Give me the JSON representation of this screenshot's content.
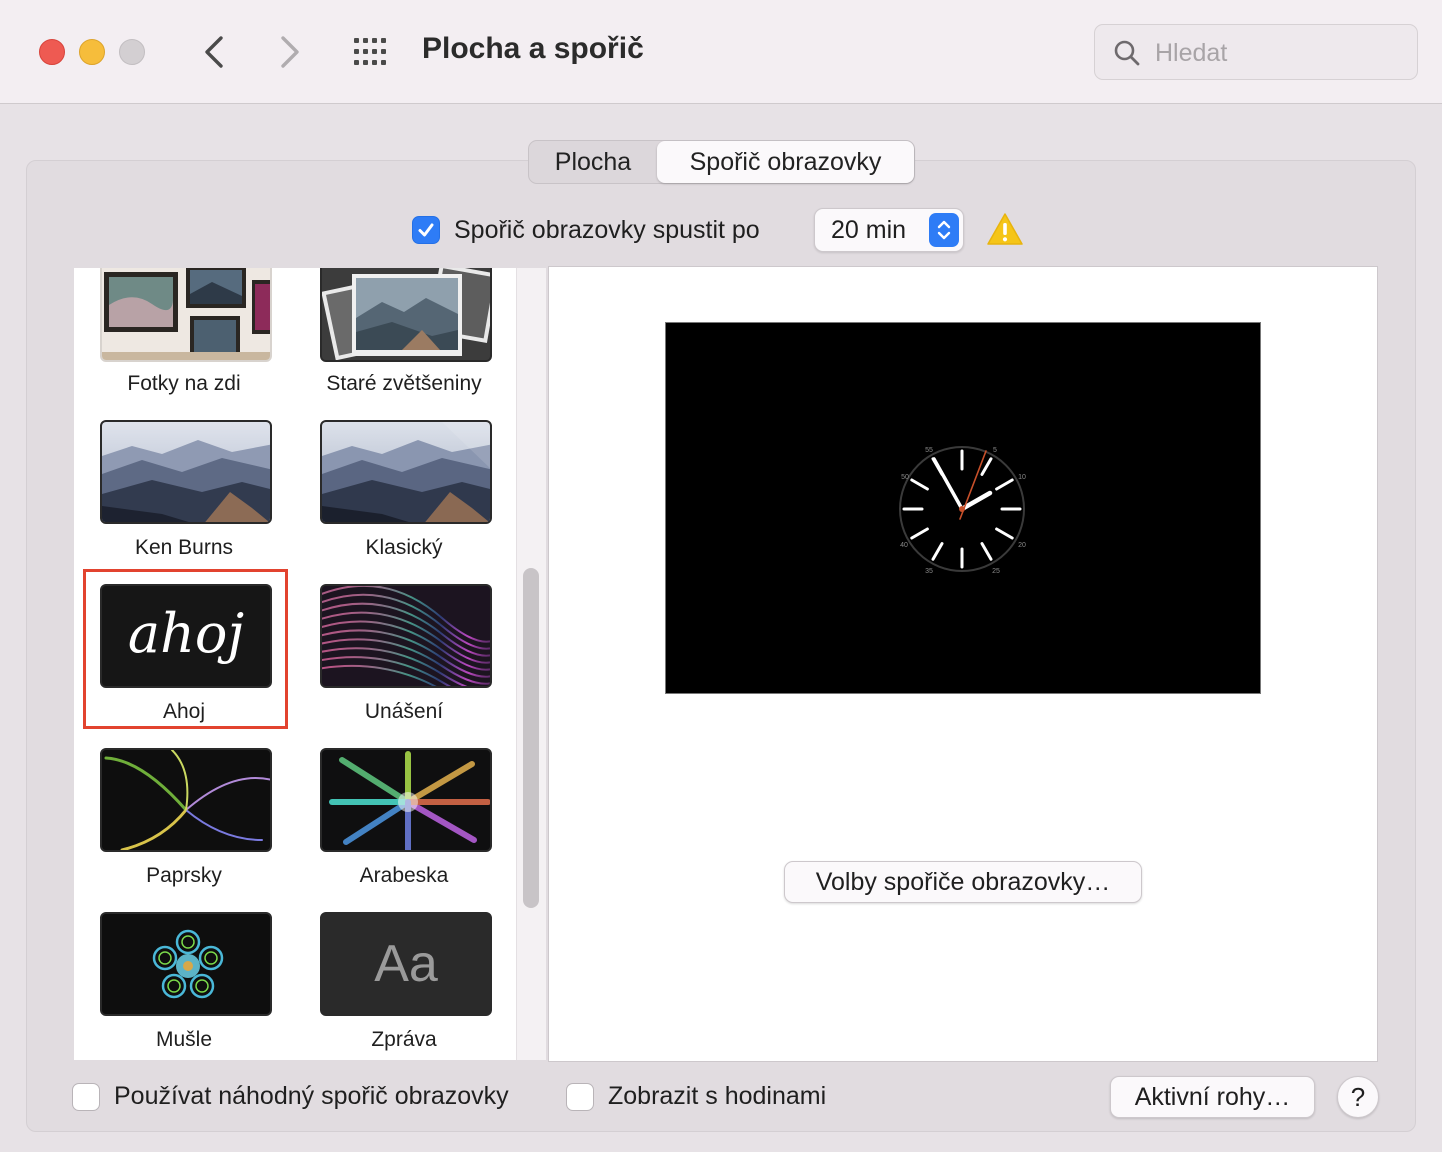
{
  "window": {
    "title": "Plocha a spořič",
    "search_placeholder": "Hledat"
  },
  "tabs": [
    {
      "label": "Plocha",
      "selected": false
    },
    {
      "label": "Spořič obrazovky",
      "selected": true
    }
  ],
  "start": {
    "checkbox_checked": true,
    "label": "Spořič obrazovky spustit po",
    "value": "20 min"
  },
  "savers": [
    {
      "label": "Fotky na zdi",
      "icon": "photo-wall-thumbnail"
    },
    {
      "label": "Staré zvětšeniny",
      "icon": "vintage-prints-thumbnail"
    },
    {
      "label": "Ken Burns",
      "icon": "mountains-thumbnail"
    },
    {
      "label": "Klasický",
      "icon": "mountains-thumbnail"
    },
    {
      "label": "Ahoj",
      "icon": "hello-thumbnail",
      "thumb_text": "ahoj",
      "selected": true
    },
    {
      "label": "Unášení",
      "icon": "drift-thumbnail"
    },
    {
      "label": "Paprsky",
      "icon": "flurry-thumbnail"
    },
    {
      "label": "Arabeska",
      "icon": "arabesque-thumbnail"
    },
    {
      "label": "Mušle",
      "icon": "shell-thumbnail"
    },
    {
      "label": "Zpráva",
      "icon": "message-thumbnail",
      "thumb_text": "Aa"
    }
  ],
  "clock": {
    "labels": [
      "55",
      "5",
      "50",
      "10",
      "40",
      "20",
      "35",
      "25"
    ]
  },
  "buttons": {
    "options": "Volby spořiče obrazovky…",
    "hot_corners": "Aktivní rohy…",
    "help": "?"
  },
  "bottom": {
    "random_label": "Používat náhodný spořič obrazovky",
    "random_checked": false,
    "clock_label": "Zobrazit s hodinami",
    "clock_checked": false
  },
  "colors": {
    "accent": "#2e7cf6",
    "selection_frame": "#e2432f",
    "warning": "#f5c518"
  }
}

The task ▸
Retype every entry verbatim and exclude the pictures from the copy.

Full output ▸
Give me the JSON representation of this screenshot's content.
{
  "window": {
    "title": "Plocha a spořič",
    "search_placeholder": "Hledat"
  },
  "tabs": [
    {
      "label": "Plocha",
      "selected": false
    },
    {
      "label": "Spořič obrazovky",
      "selected": true
    }
  ],
  "start": {
    "checkbox_checked": true,
    "label": "Spořič obrazovky spustit po",
    "value": "20 min"
  },
  "savers": [
    {
      "label": "Fotky na zdi",
      "icon": "photo-wall-thumbnail"
    },
    {
      "label": "Staré zvětšeniny",
      "icon": "vintage-prints-thumbnail"
    },
    {
      "label": "Ken Burns",
      "icon": "mountains-thumbnail"
    },
    {
      "label": "Klasický",
      "icon": "mountains-thumbnail"
    },
    {
      "label": "Ahoj",
      "icon": "hello-thumbnail",
      "thumb_text": "ahoj",
      "selected": true
    },
    {
      "label": "Unášení",
      "icon": "drift-thumbnail"
    },
    {
      "label": "Paprsky",
      "icon": "flurry-thumbnail"
    },
    {
      "label": "Arabeska",
      "icon": "arabesque-thumbnail"
    },
    {
      "label": "Mušle",
      "icon": "shell-thumbnail"
    },
    {
      "label": "Zpráva",
      "icon": "message-thumbnail",
      "thumb_text": "Aa"
    }
  ],
  "clock": {
    "labels": [
      "55",
      "5",
      "50",
      "10",
      "40",
      "20",
      "35",
      "25"
    ]
  },
  "buttons": {
    "options": "Volby spořiče obrazovky…",
    "hot_corners": "Aktivní rohy…",
    "help": "?"
  },
  "bottom": {
    "random_label": "Používat náhodný spořič obrazovky",
    "random_checked": false,
    "clock_label": "Zobrazit s hodinami",
    "clock_checked": false
  },
  "colors": {
    "accent": "#2e7cf6",
    "selection_frame": "#e2432f",
    "warning": "#f5c518"
  }
}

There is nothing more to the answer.